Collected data

▼

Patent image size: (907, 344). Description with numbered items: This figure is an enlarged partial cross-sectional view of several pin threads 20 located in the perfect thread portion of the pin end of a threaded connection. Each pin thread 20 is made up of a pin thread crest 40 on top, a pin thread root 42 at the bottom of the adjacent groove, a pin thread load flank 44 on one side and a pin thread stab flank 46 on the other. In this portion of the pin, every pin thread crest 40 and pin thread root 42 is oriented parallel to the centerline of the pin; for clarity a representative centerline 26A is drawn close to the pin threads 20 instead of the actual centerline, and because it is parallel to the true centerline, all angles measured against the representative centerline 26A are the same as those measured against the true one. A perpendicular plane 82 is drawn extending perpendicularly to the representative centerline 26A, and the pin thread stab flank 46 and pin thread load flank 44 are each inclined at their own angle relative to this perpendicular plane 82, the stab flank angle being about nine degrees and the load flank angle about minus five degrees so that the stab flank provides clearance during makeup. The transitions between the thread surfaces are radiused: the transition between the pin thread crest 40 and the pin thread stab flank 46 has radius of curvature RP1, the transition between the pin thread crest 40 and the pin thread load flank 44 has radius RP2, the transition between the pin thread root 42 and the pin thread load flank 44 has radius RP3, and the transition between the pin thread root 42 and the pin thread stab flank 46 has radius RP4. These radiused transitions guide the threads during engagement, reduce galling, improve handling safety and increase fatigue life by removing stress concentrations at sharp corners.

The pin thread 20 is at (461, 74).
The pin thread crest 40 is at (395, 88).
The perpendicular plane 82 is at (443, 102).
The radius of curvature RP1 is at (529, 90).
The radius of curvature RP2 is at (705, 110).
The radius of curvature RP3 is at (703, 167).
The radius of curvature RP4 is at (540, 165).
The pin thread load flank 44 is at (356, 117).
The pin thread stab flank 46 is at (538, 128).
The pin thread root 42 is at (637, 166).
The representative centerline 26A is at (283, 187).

▲

## Description of the task
Reproduce every line of the records above word for word, keeping each line as it stands.

## Task answer
Patent image size: (907, 344). Description with numbered items: This figure is an enlarged partial cross-sectional view of several pin threads 20 located in the perfect thread portion of the pin end of a threaded connection. Each pin thread 20 is made up of a pin thread crest 40 on top, a pin thread root 42 at the bottom of the adjacent groove, a pin thread load flank 44 on one side and a pin thread stab flank 46 on the other. In this portion of the pin, every pin thread crest 40 and pin thread root 42 is oriented parallel to the centerline of the pin; for clarity a representative centerline 26A is drawn close to the pin threads 20 instead of the actual centerline, and because it is parallel to the true centerline, all angles measured against the representative centerline 26A are the same as those measured against the true one. A perpendicular plane 82 is drawn extending perpendicularly to the representative centerline 26A, and the pin thread stab flank 46 and pin thread load flank 44 are each inclined at their own angle relative to this perpendicular plane 82, the stab flank angle being about nine degrees and the load flank angle about minus five degrees so that the stab flank provides clearance during makeup. The transitions between the thread surfaces are radiused: the transition between the pin thread crest 40 and the pin thread stab flank 46 has radius of curvature RP1, the transition between the pin thread crest 40 and the pin thread load flank 44 has radius RP2, the transition between the pin thread root 42 and the pin thread load flank 44 has radius RP3, and the transition between the pin thread root 42 and the pin thread stab flank 46 has radius RP4. These radiused transitions guide the threads during engagement, reduce galling, improve handling safety and increase fatigue life by removing stress concentrations at sharp corners.

The pin thread 20 is at (461, 74).
The pin thread crest 40 is at (395, 88).
The perpendicular plane 82 is at (443, 102).
The radius of curvature RP1 is at (529, 90).
The radius of curvature RP2 is at (705, 110).
The radius of curvature RP3 is at (703, 167).
The radius of curvature RP4 is at (540, 165).
The pin thread load flank 44 is at (356, 117).
The pin thread stab flank 46 is at (538, 128).
The pin thread root 42 is at (637, 166).
The representative centerline 26A is at (283, 187).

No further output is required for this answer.